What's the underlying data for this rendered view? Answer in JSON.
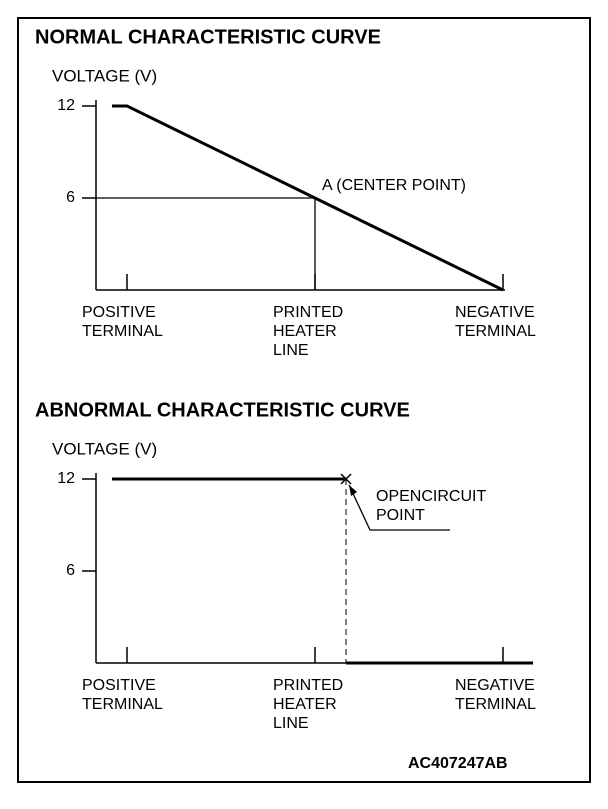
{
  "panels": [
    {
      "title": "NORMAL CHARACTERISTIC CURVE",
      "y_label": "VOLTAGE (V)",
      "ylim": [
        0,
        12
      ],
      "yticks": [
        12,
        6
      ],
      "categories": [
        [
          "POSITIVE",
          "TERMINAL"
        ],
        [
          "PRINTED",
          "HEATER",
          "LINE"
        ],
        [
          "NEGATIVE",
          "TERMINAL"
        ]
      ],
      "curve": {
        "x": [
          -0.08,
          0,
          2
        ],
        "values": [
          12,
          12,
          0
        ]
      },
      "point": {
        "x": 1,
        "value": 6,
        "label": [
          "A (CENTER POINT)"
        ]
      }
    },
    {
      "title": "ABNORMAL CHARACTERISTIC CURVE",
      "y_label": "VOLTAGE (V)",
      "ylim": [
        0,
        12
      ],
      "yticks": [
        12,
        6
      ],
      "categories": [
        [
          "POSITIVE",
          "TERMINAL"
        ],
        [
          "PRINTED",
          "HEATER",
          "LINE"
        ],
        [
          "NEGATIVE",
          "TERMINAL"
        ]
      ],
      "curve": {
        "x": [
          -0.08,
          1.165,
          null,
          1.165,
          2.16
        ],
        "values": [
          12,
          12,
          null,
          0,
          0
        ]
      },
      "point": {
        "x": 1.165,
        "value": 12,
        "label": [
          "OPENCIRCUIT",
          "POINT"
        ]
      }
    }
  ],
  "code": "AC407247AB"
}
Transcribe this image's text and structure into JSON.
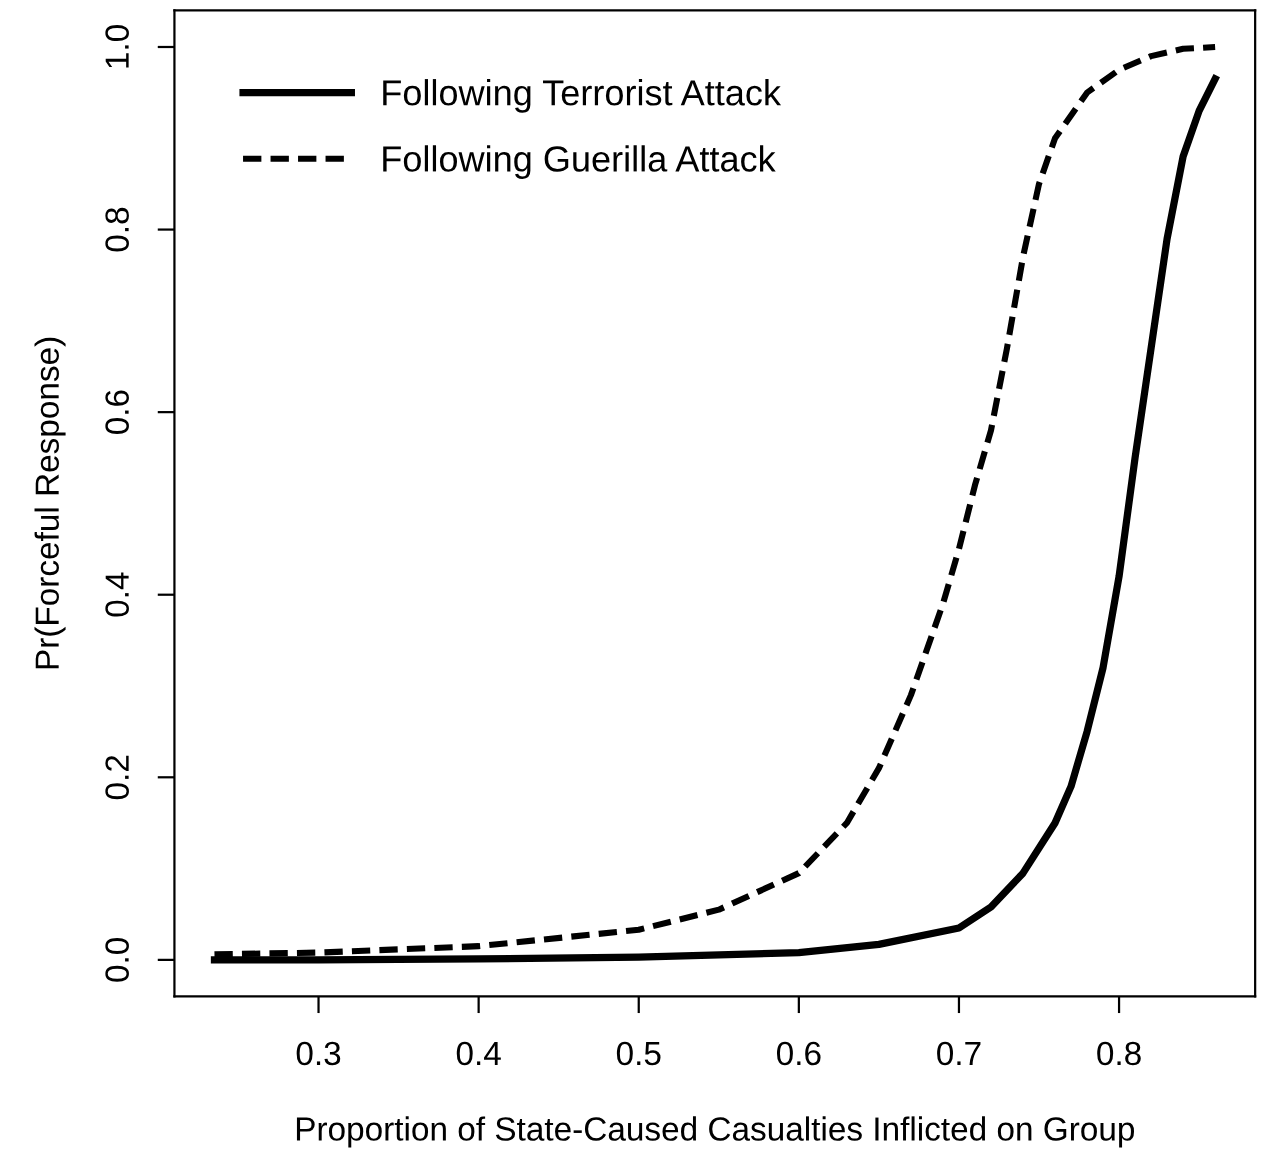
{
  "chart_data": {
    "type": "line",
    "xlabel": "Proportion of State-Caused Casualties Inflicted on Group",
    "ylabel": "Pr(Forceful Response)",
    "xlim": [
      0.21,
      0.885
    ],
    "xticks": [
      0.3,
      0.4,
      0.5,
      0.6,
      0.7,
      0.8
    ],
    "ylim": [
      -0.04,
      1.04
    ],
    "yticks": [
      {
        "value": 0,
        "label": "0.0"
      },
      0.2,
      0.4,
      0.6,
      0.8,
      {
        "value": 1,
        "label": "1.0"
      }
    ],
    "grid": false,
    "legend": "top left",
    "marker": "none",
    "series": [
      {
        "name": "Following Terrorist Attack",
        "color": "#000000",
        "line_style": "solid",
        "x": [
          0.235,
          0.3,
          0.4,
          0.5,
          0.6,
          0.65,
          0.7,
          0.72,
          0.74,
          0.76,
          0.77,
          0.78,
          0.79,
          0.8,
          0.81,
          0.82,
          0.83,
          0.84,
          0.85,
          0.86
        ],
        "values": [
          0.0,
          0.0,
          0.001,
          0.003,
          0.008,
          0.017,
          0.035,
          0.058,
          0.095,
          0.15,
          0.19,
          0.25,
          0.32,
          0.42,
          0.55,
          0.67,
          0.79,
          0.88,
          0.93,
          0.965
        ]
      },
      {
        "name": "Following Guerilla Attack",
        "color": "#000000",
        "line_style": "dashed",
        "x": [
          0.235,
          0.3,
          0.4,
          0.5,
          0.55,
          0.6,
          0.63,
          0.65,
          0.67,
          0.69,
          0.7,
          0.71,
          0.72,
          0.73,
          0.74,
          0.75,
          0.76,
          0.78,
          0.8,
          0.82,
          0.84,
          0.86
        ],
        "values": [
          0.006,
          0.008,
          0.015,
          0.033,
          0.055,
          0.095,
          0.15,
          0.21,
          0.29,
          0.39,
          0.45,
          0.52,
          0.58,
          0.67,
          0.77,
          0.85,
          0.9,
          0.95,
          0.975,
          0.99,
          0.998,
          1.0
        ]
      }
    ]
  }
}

---

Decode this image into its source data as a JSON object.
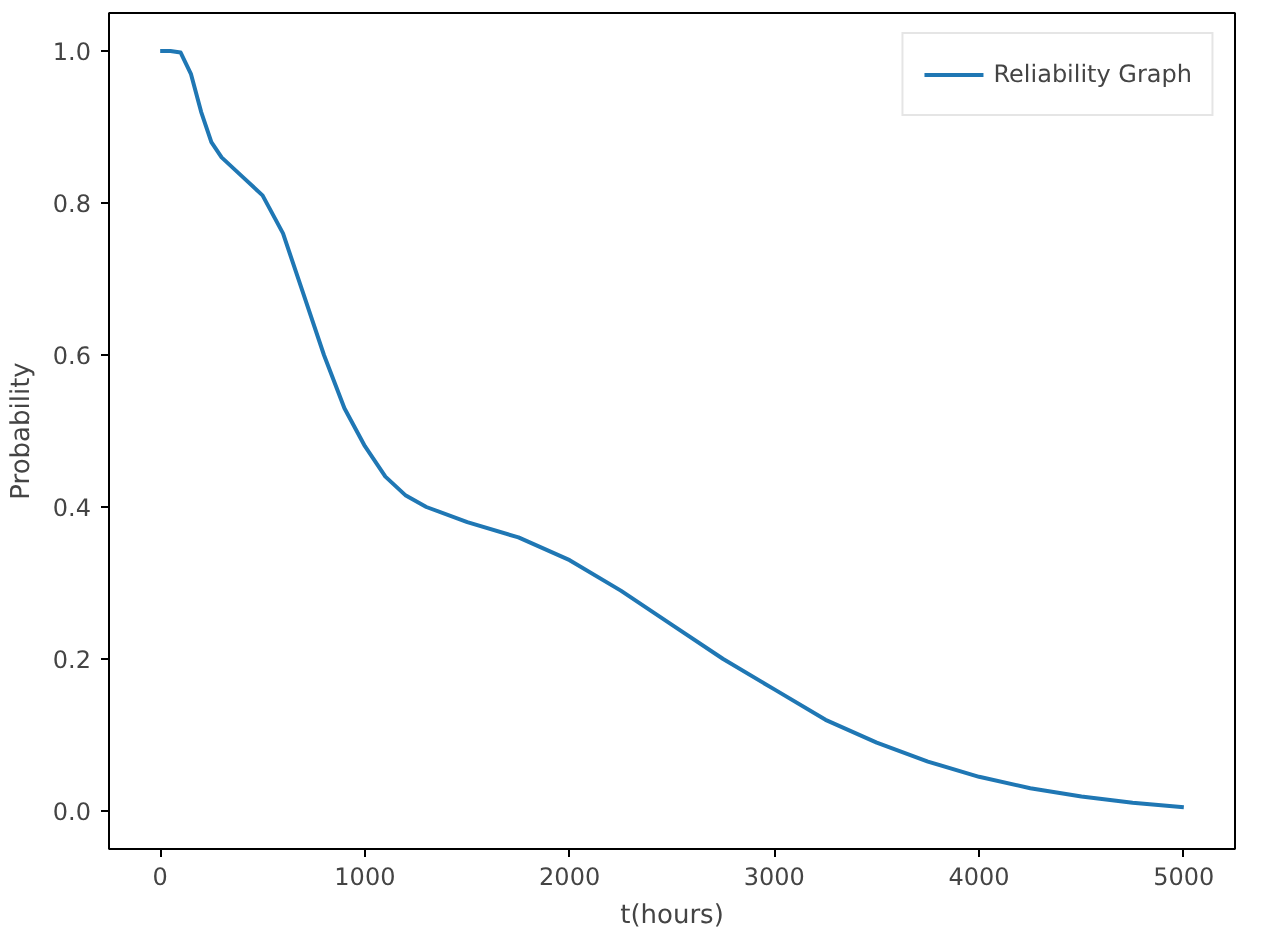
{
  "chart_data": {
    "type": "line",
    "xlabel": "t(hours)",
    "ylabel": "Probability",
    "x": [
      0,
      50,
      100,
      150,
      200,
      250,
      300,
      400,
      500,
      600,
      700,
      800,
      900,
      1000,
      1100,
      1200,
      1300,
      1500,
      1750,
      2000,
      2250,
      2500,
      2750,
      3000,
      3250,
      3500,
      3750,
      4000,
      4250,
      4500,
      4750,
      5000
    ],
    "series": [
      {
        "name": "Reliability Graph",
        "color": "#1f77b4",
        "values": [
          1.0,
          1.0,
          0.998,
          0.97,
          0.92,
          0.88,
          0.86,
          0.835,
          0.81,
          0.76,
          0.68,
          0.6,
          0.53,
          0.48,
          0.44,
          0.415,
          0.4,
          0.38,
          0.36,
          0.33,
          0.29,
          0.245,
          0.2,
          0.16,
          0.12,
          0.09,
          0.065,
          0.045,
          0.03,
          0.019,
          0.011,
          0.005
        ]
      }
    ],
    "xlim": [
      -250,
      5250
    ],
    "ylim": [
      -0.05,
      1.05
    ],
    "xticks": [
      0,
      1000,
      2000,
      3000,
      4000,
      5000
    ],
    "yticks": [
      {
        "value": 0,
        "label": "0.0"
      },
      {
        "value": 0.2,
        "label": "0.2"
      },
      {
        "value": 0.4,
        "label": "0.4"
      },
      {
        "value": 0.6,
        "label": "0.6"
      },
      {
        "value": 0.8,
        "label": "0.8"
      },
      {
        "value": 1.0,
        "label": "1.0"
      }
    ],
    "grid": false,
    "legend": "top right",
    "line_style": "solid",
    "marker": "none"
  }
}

▶ **TASK TO COMPLETE**: Where a line in the material above holds "into", copy that line.

▶ **WRITTEN RESPONSE**:
Transcribe this image's text and structure into JSON.
Decode this image into its source data as a JSON object.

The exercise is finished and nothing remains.